___ STORED DATA ___

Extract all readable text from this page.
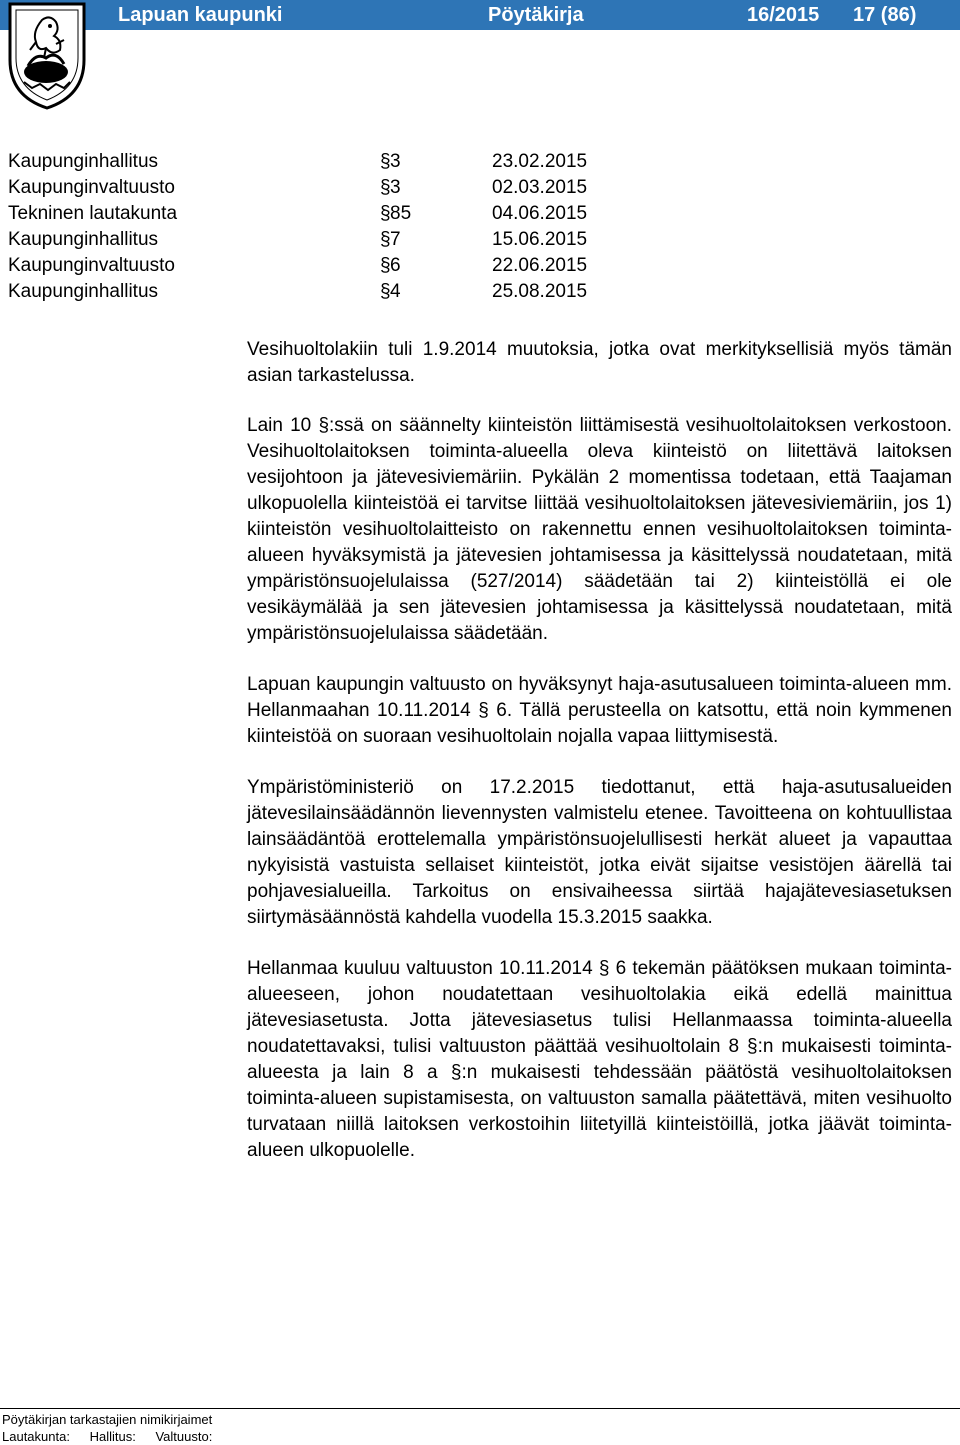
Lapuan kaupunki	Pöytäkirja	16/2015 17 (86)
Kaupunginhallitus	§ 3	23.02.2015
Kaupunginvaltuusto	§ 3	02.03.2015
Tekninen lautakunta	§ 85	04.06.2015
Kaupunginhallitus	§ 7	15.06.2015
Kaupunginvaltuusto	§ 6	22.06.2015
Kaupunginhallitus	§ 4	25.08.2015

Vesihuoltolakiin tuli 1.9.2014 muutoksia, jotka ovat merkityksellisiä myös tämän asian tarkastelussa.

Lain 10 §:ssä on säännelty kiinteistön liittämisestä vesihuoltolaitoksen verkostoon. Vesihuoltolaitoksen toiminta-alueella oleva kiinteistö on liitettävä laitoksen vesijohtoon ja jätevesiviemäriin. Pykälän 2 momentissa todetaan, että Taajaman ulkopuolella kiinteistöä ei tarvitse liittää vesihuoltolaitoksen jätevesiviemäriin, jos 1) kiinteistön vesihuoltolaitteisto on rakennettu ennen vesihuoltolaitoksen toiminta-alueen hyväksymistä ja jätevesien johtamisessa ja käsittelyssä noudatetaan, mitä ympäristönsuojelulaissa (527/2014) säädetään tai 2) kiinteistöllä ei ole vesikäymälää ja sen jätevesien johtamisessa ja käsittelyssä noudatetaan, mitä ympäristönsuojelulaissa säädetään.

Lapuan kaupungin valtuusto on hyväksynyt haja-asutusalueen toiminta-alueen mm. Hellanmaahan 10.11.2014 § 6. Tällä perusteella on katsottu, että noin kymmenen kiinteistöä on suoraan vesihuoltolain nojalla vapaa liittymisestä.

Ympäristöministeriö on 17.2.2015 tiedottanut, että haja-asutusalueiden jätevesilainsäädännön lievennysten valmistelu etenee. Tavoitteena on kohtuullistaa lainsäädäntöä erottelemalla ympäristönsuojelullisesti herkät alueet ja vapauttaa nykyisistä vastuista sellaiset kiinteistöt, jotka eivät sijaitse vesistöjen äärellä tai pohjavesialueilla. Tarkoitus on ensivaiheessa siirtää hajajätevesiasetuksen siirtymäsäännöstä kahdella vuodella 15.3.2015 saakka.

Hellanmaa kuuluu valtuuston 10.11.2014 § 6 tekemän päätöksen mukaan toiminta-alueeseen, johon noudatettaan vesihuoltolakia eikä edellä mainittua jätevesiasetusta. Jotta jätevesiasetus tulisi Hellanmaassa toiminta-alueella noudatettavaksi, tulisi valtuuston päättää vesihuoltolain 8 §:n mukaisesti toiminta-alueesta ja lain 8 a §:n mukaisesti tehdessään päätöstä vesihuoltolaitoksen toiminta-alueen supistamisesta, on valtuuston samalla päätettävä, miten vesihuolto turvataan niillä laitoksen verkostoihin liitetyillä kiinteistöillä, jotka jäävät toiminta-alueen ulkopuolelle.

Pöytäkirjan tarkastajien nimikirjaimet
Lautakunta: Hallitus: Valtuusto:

___
___ STORED DATA ___

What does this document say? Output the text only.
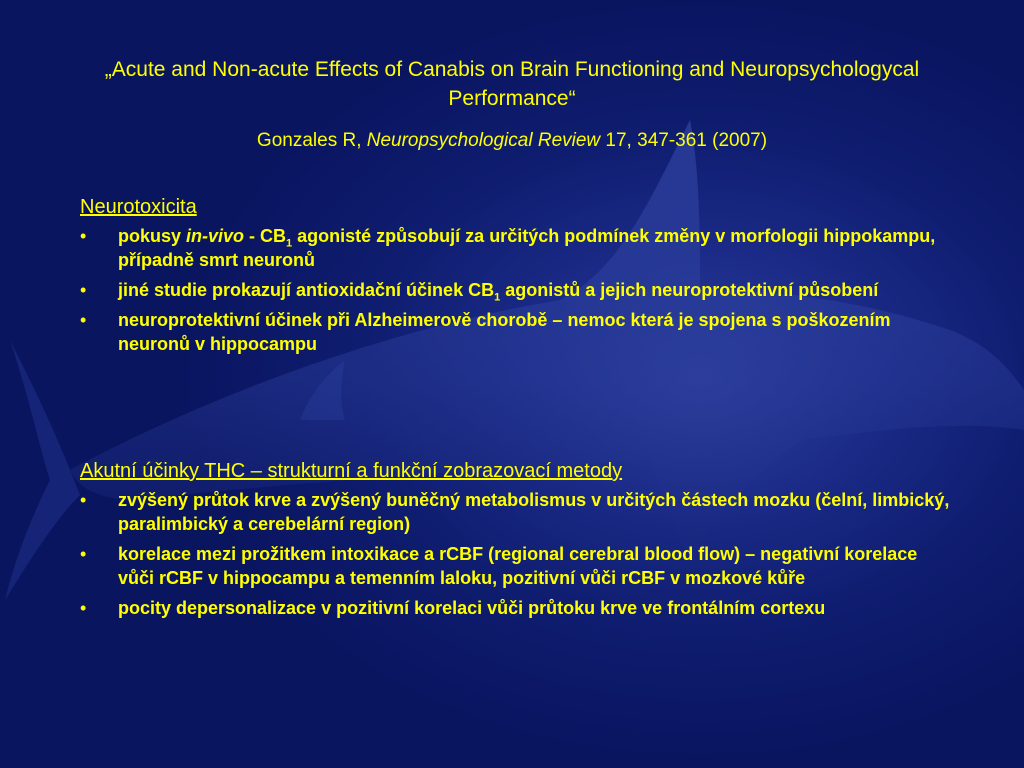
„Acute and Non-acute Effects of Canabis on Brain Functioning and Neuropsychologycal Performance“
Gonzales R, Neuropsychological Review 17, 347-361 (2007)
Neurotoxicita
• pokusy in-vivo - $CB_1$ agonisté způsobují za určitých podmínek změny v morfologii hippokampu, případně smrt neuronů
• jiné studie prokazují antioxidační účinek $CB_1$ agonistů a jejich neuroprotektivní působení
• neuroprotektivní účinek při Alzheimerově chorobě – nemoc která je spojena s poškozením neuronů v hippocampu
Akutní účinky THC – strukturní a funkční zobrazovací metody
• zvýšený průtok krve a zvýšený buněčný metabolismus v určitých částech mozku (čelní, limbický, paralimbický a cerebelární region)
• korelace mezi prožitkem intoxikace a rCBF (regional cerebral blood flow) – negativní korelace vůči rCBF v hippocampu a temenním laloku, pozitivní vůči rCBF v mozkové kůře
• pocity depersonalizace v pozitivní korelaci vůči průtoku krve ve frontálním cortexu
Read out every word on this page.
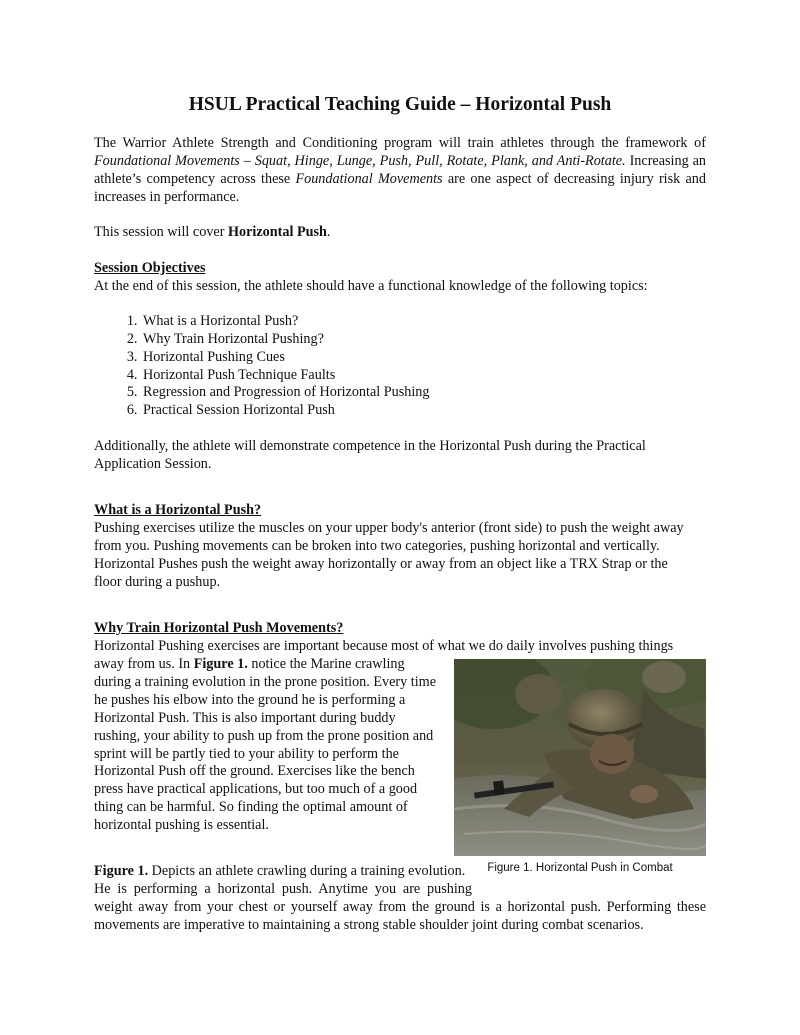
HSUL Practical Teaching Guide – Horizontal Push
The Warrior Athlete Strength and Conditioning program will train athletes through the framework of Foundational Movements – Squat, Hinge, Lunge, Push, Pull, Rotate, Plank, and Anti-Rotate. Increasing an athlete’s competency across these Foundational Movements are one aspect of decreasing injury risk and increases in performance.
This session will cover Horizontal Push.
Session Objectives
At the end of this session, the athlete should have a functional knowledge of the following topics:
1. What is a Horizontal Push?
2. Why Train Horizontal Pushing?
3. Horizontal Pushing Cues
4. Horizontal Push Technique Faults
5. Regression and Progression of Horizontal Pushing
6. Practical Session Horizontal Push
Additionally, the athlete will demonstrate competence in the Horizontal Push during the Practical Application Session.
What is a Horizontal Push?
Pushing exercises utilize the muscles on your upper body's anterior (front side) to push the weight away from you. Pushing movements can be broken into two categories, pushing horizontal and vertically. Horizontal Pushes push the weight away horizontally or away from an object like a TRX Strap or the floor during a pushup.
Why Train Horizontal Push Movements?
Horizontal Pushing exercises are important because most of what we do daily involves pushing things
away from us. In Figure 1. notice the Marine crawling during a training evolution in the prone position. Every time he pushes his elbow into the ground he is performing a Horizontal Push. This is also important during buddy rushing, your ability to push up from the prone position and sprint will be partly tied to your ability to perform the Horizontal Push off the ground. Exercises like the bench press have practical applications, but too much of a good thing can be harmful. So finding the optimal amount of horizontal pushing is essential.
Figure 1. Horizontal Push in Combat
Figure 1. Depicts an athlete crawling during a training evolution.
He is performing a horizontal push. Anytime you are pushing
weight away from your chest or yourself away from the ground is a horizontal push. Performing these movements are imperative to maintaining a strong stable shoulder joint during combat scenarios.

___

**YOUR GOAL:** Find the string "have" in the records, then copy each line where it occurs.

**PROBLEM SOLUTION:**
At the end of this session, the athlete should have a functional knowledge of the following topics:
away from us. In Figure 1. notice the Marine crawling during a training evolution in the prone position. Every time he pushes his elbow into the ground he is performing a Horizontal Push. This is also important during buddy rushing, your ability to push up from the prone position and sprint will be partly tied to your ability to perform the Horizontal Push off the ground. Exercises like the bench press have practical applications, but too much of a good thing can be harmful. So finding the optimal amount of horizontal pushing is essential.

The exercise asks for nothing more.